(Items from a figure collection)
begin

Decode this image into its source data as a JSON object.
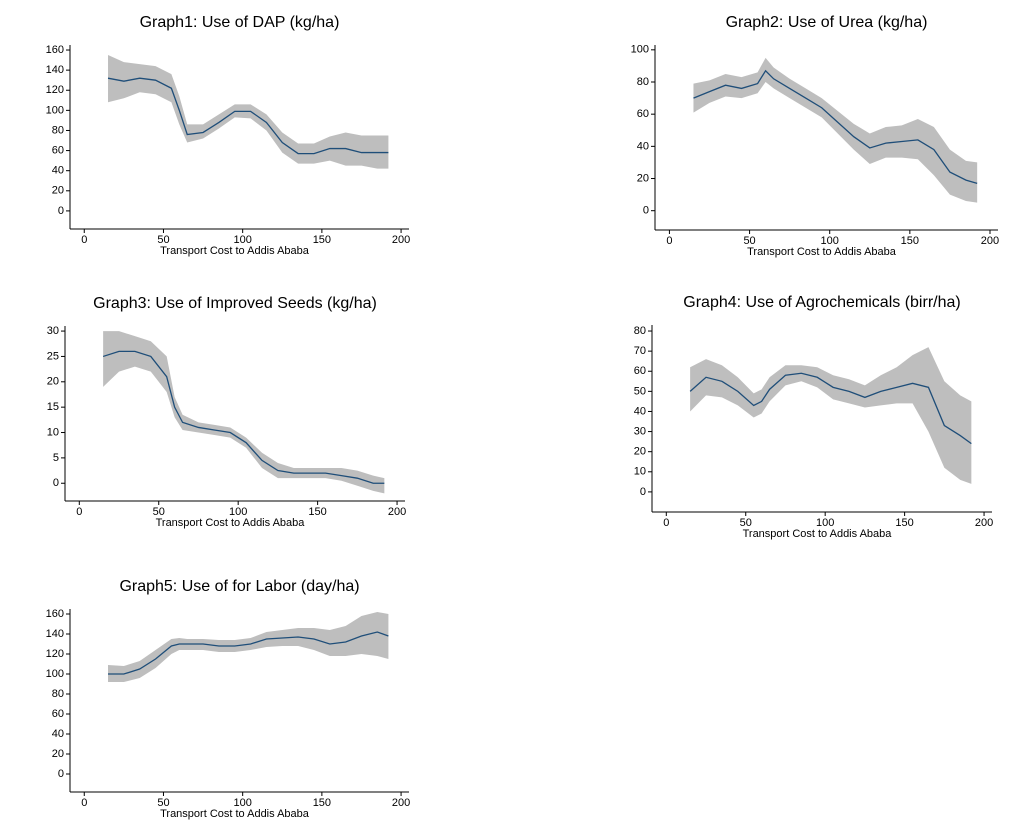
{
  "chart_data": [
    {
      "type": "line",
      "title": "Graph1: Use of DAP (kg/ha)",
      "x_label": "Transport Cost to Addis Ababa",
      "x": [
        15,
        25,
        35,
        45,
        55,
        60,
        65,
        75,
        85,
        95,
        105,
        115,
        125,
        135,
        145,
        155,
        165,
        175,
        185,
        192
      ],
      "values": [
        132,
        129,
        132,
        130,
        122,
        100,
        76,
        78,
        88,
        99,
        99,
        88,
        68,
        57,
        57,
        62,
        62,
        58,
        58,
        58
      ],
      "lower": [
        108,
        112,
        118,
        116,
        108,
        86,
        68,
        72,
        82,
        93,
        92,
        80,
        58,
        47,
        47,
        50,
        45,
        45,
        42,
        42
      ],
      "upper": [
        155,
        148,
        146,
        144,
        136,
        114,
        86,
        86,
        96,
        106,
        106,
        96,
        78,
        67,
        67,
        74,
        78,
        75,
        75,
        75
      ],
      "color": "#1f4e79",
      "band_color": "#bebebe",
      "xlim": [
        -9,
        205
      ],
      "ylim": [
        -18,
        165
      ],
      "xticks": [
        0,
        50,
        100,
        150,
        200
      ],
      "yticks": [
        0,
        20,
        40,
        60,
        80,
        100,
        120,
        140,
        160
      ]
    },
    {
      "type": "line",
      "title": "Graph2: Use of Urea (kg/ha)",
      "x_label": "Transport Cost to Addis Ababa",
      "x": [
        15,
        25,
        35,
        45,
        55,
        60,
        65,
        75,
        85,
        95,
        105,
        115,
        125,
        135,
        145,
        155,
        165,
        175,
        185,
        192
      ],
      "values": [
        70,
        74,
        78,
        76,
        79,
        87,
        82,
        76,
        70,
        64,
        55,
        46,
        39,
        42,
        43,
        44,
        38,
        24,
        19,
        17
      ],
      "lower": [
        61,
        67,
        71,
        70,
        73,
        80,
        76,
        70,
        64,
        58,
        48,
        38,
        29,
        33,
        33,
        32,
        22,
        10,
        6,
        5
      ],
      "upper": [
        79,
        81,
        85,
        83,
        86,
        95,
        89,
        82,
        76,
        70,
        62,
        54,
        48,
        52,
        53,
        57,
        52,
        38,
        31,
        30
      ],
      "color": "#1f4e79",
      "band_color": "#bebebe",
      "xlim": [
        -9,
        205
      ],
      "ylim": [
        -12,
        103
      ],
      "xticks": [
        0,
        50,
        100,
        150,
        200
      ],
      "yticks": [
        0,
        20,
        40,
        60,
        80,
        100
      ]
    },
    {
      "type": "line",
      "title": "Graph3: Use of Improved Seeds (kg/ha)",
      "x_label": "Transport Cost to Addis Ababa",
      "x": [
        15,
        25,
        35,
        45,
        55,
        60,
        65,
        75,
        85,
        95,
        105,
        115,
        125,
        135,
        145,
        155,
        165,
        175,
        185,
        192
      ],
      "values": [
        25,
        26,
        26,
        25,
        21,
        15,
        12,
        11,
        10.5,
        10,
        8,
        4.5,
        2.5,
        2,
        2,
        2,
        1.5,
        1,
        0,
        0
      ],
      "lower": [
        19,
        22,
        23,
        22,
        18,
        13,
        10.5,
        10,
        9.5,
        9,
        7,
        3,
        1,
        1,
        1,
        1,
        0.5,
        -0.5,
        -1.5,
        -2
      ],
      "upper": [
        30,
        30,
        29,
        28,
        25,
        17,
        13.5,
        12,
        11.5,
        11,
        9,
        6,
        4,
        3,
        3,
        3,
        3,
        2.5,
        1.5,
        1
      ],
      "color": "#1f4e79",
      "band_color": "#bebebe",
      "xlim": [
        -9,
        205
      ],
      "ylim": [
        -3.5,
        31
      ],
      "xticks": [
        0,
        50,
        100,
        150,
        200
      ],
      "yticks": [
        0,
        5,
        10,
        15,
        20,
        25,
        30
      ]
    },
    {
      "type": "line",
      "title": "Graph4: Use of Agrochemicals (birr/ha)",
      "x_label": "Transport Cost to Addis Ababa",
      "x": [
        15,
        25,
        35,
        45,
        55,
        60,
        65,
        75,
        85,
        95,
        105,
        115,
        125,
        135,
        145,
        155,
        165,
        175,
        185,
        192
      ],
      "values": [
        50,
        57,
        55,
        50,
        43,
        45,
        51,
        58,
        59,
        57,
        52,
        50,
        47,
        50,
        52,
        54,
        52,
        33,
        28,
        24
      ],
      "lower": [
        40,
        48,
        47,
        43,
        37,
        39,
        45,
        53,
        55,
        52,
        46,
        44,
        42,
        43,
        44,
        44,
        30,
        12,
        6,
        4
      ],
      "upper": [
        62,
        66,
        63,
        57,
        49,
        51,
        57,
        63,
        63,
        62,
        58,
        56,
        53,
        58,
        62,
        68,
        72,
        55,
        48,
        45
      ],
      "color": "#1f4e79",
      "band_color": "#bebebe",
      "xlim": [
        -9,
        205
      ],
      "ylim": [
        -10,
        83
      ],
      "xticks": [
        0,
        50,
        100,
        150,
        200
      ],
      "yticks": [
        0,
        10,
        20,
        30,
        40,
        50,
        60,
        70,
        80
      ]
    },
    {
      "type": "line",
      "title": "Graph5: Use of for Labor (day/ha)",
      "x_label": "Transport Cost to Addis Ababa",
      "x": [
        15,
        25,
        35,
        45,
        55,
        60,
        65,
        75,
        85,
        95,
        105,
        115,
        125,
        135,
        145,
        155,
        165,
        175,
        185,
        192
      ],
      "values": [
        100,
        100,
        105,
        115,
        128,
        130,
        130,
        130,
        128,
        128,
        130,
        135,
        136,
        137,
        135,
        130,
        132,
        138,
        142,
        138
      ],
      "lower": [
        92,
        92,
        96,
        106,
        120,
        124,
        124,
        124,
        122,
        122,
        124,
        127,
        128,
        128,
        124,
        118,
        118,
        120,
        118,
        115
      ],
      "upper": [
        109,
        108,
        113,
        124,
        135,
        136,
        135,
        135,
        134,
        134,
        136,
        142,
        144,
        146,
        146,
        144,
        148,
        158,
        162,
        160
      ],
      "color": "#1f4e79",
      "band_color": "#bebebe",
      "xlim": [
        -9,
        205
      ],
      "ylim": [
        -18,
        165
      ],
      "xticks": [
        0,
        50,
        100,
        150,
        200
      ],
      "yticks": [
        0,
        20,
        40,
        60,
        80,
        100,
        120,
        140,
        160
      ]
    }
  ]
}
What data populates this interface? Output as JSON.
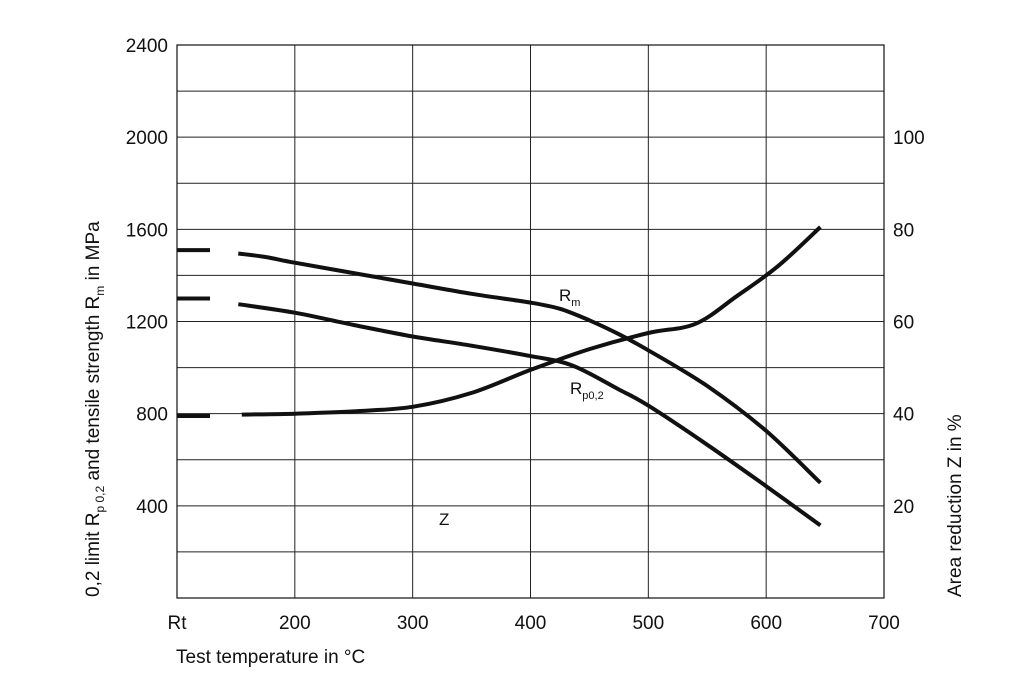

end

* [What is expected]:
Do not copy the pictures, but repeat every line exactly.

* [Written answer]:
Decode this image into its source data as a JSON object.
{
  "chart_data": [
    {
      "type": "line",
      "title": "Graph1: Use of DAP (kg/ha)",
      "x_label": "Transport Cost to Addis Ababa",
      "x": [
        15,
        25,
        35,
        45,
        55,
        60,
        65,
        75,
        85,
        95,
        105,
        115,
        125,
        135,
        145,
        155,
        165,
        175,
        185,
        192
      ],
      "values": [
        132,
        129,
        132,
        130,
        122,
        100,
        76,
        78,
        88,
        99,
        99,
        88,
        68,
        57,
        57,
        62,
        62,
        58,
        58,
        58
      ],
      "lower": [
        108,
        112,
        118,
        116,
        108,
        86,
        68,
        72,
        82,
        93,
        92,
        80,
        58,
        47,
        47,
        50,
        45,
        45,
        42,
        42
      ],
      "upper": [
        155,
        148,
        146,
        144,
        136,
        114,
        86,
        86,
        96,
        106,
        106,
        96,
        78,
        67,
        67,
        74,
        78,
        75,
        75,
        75
      ],
      "color": "#1f4e79",
      "band_color": "#bebebe",
      "xlim": [
        -9,
        205
      ],
      "ylim": [
        -18,
        165
      ],
      "xticks": [
        0,
        50,
        100,
        150,
        200
      ],
      "yticks": [
        0,
        20,
        40,
        60,
        80,
        100,
        120,
        140,
        160
      ]
    },
    {
      "type": "line",
      "title": "Graph2: Use of Urea (kg/ha)",
      "x_label": "Transport Cost to Addis Ababa",
      "x": [
        15,
        25,
        35,
        45,
        55,
        60,
        65,
        75,
        85,
        95,
        105,
        115,
        125,
        135,
        145,
        155,
        165,
        175,
        185,
        192
      ],
      "values": [
        70,
        74,
        78,
        76,
        79,
        87,
        82,
        76,
        70,
        64,
        55,
        46,
        39,
        42,
        43,
        44,
        38,
        24,
        19,
        17
      ],
      "lower": [
        61,
        67,
        71,
        70,
        73,
        80,
        76,
        70,
        64,
        58,
        48,
        38,
        29,
        33,
        33,
        32,
        22,
        10,
        6,
        5
      ],
      "upper": [
        79,
        81,
        85,
        83,
        86,
        95,
        89,
        82,
        76,
        70,
        62,
        54,
        48,
        52,
        53,
        57,
        52,
        38,
        31,
        30
      ],
      "color": "#1f4e79",
      "band_color": "#bebebe",
      "xlim": [
        -9,
        205
      ],
      "ylim": [
        -12,
        103
      ],
      "xticks": [
        0,
        50,
        100,
        150,
        200
      ],
      "yticks": [
        0,
        20,
        40,
        60,
        80,
        100
      ]
    },
    {
      "type": "line",
      "title": "Graph3: Use of Improved Seeds (kg/ha)",
      "x_label": "Transport Cost to Addis Ababa",
      "x": [
        15,
        25,
        35,
        45,
        55,
        60,
        65,
        75,
        85,
        95,
        105,
        115,
        125,
        135,
        145,
        155,
        165,
        175,
        185,
        192
      ],
      "values": [
        25,
        26,
        26,
        25,
        21,
        15,
        12,
        11,
        10.5,
        10,
        8,
        4.5,
        2.5,
        2,
        2,
        2,
        1.5,
        1,
        0,
        0
      ],
      "lower": [
        19,
        22,
        23,
        22,
        18,
        13,
        10.5,
        10,
        9.5,
        9,
        7,
        3,
        1,
        1,
        1,
        1,
        0.5,
        -0.5,
        -1.5,
        -2
      ],
      "upper": [
        30,
        30,
        29,
        28,
        25,
        17,
        13.5,
        12,
        11.5,
        11,
        9,
        6,
        4,
        3,
        3,
        3,
        3,
        2.5,
        1.5,
        1
      ],
      "color": "#1f4e79",
      "band_color": "#bebebe",
      "xlim": [
        -9,
        205
      ],
      "ylim": [
        -3.5,
        31
      ],
      "xticks": [
        0,
        50,
        100,
        150,
        200
      ],
      "yticks": [
        0,
        5,
        10,
        15,
        20,
        25,
        30
      ]
    },
    {
      "type": "line",
      "title": "Graph4: Use of Agrochemicals (birr/ha)",
      "x_label": "Transport Cost to Addis Ababa",
      "x": [
        15,
        25,
        35,
        45,
        55,
        60,
        65,
        75,
        85,
        95,
        105,
        115,
        125,
        135,
        145,
        155,
        165,
        175,
        185,
        192
      ],
      "values": [
        50,
        57,
        55,
        50,
        43,
        45,
        51,
        58,
        59,
        57,
        52,
        50,
        47,
        50,
        52,
        54,
        52,
        33,
        28,
        24
      ],
      "lower": [
        40,
        48,
        47,
        43,
        37,
        39,
        45,
        53,
        55,
        52,
        46,
        44,
        42,
        43,
        44,
        44,
        30,
        12,
        6,
        4
      ],
      "upper": [
        62,
        66,
        63,
        57,
        49,
        51,
        57,
        63,
        63,
        62,
        58,
        56,
        53,
        58,
        62,
        68,
        72,
        55,
        48,
        45
      ],
      "color": "#1f4e79",
      "band_color": "#bebebe",
      "xlim": [
        -9,
        205
      ],
      "ylim": [
        -10,
        83
      ],
      "xticks": [
        0,
        50,
        100,
        150,
        200
      ],
      "yticks": [
        0,
        10,
        20,
        30,
        40,
        50,
        60,
        70,
        80
      ]
    },
    {
      "type": "line",
      "title": "Graph5: Use of for Labor (day/ha)",
      "x_label": "Transport Cost to Addis Ababa",
      "x": [
        15,
        25,
        35,
        45,
        55,
        60,
        65,
        75,
        85,
        95,
        105,
        115,
        125,
        135,
        145,
        155,
        165,
        175,
        185,
        192
      ],
      "values": [
        100,
        100,
        105,
        115,
        128,
        130,
        130,
        130,
        128,
        128,
        130,
        135,
        136,
        137,
        135,
        130,
        132,
        138,
        142,
        138
      ],
      "lower": [
        92,
        92,
        96,
        106,
        120,
        124,
        124,
        124,
        122,
        122,
        124,
        127,
        128,
        128,
        124,
        118,
        118,
        120,
        118,
        115
      ],
      "upper": [
        109,
        108,
        113,
        124,
        135,
        136,
        135,
        135,
        134,
        134,
        136,
        142,
        144,
        146,
        146,
        144,
        148,
        158,
        162,
        160
      ],
      "color": "#1f4e79",
      "band_color": "#bebebe",
      "xlim": [
        -9,
        205
      ],
      "ylim": [
        -18,
        165
      ],
      "xticks": [
        0,
        50,
        100,
        150,
        200
      ],
      "yticks": [
        0,
        20,
        40,
        60,
        80,
        100,
        120,
        140,
        160
      ]
    }
  ]
}
What data populates this interface? Output as JSON.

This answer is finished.